What is needed.
Reproduce every entry exactly as shown.

Extracted data.
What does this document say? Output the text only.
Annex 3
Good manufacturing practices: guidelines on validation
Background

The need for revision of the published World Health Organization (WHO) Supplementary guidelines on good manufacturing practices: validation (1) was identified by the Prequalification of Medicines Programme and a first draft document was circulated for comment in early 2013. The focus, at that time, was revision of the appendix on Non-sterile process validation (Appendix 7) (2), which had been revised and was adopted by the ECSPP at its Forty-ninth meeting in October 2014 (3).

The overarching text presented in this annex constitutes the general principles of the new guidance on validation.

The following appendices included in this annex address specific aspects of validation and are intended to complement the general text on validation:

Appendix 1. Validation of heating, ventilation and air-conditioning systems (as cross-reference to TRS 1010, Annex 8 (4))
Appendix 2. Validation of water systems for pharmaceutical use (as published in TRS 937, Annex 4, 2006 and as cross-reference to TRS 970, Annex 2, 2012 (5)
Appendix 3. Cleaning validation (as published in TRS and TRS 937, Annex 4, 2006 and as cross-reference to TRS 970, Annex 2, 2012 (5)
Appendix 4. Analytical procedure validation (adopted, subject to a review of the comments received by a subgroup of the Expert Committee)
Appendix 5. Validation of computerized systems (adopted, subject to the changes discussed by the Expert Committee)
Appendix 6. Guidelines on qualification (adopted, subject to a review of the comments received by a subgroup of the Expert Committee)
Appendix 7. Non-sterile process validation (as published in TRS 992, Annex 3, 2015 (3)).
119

Final answer.
What does this document say? Output the text only.
Annex 3
Good manufacturing practices: guidelines on validation
Background

The need for revision of the published World Health Organization (WHO) Supplementary guidelines on good manufacturing practices: validation (1) was identified by the Prequalification of Medicines Programme and a first draft document was circulated for comment in early 2013. The focus, at that time, was revision of the appendix on Non-sterile process validation (Appendix 7) (2), which had been revised and was adopted by the ECSPP at its Forty-ninth meeting in October 2014 (3).

The overarching text presented in this annex constitutes the general principles of the new guidance on validation.

The following appendices included in this annex address specific aspects of validation and are intended to complement the general text on validation:

Appendix 1. Validation of heating, ventilation and air-conditioning systems (as cross-reference to TRS 1010, Annex 8 (4))
Appendix 2. Validation of water systems for pharmaceutical use (as published in TRS 937, Annex 4, 2006 and as cross-reference to TRS 970, Annex 2, 2012 (5)
Appendix 3. Cleaning validation (as published in TRS and TRS 937, Annex 4, 2006 and as cross-reference to TRS 970, Annex 2, 2012 (5)
Appendix 4. Analytical procedure validation (adopted, subject to a review of the comments received by a subgroup of the Expert Committee)
Appendix 5. Validation of computerized systems (adopted, subject to the changes discussed by the Expert Committee)
Appendix 6. Guidelines on qualification (adopted, subject to a review of the comments received by a subgroup of the Expert Committee)
Appendix 7. Non-sterile process validation (as published in TRS 992, Annex 3, 2015 (3)).
119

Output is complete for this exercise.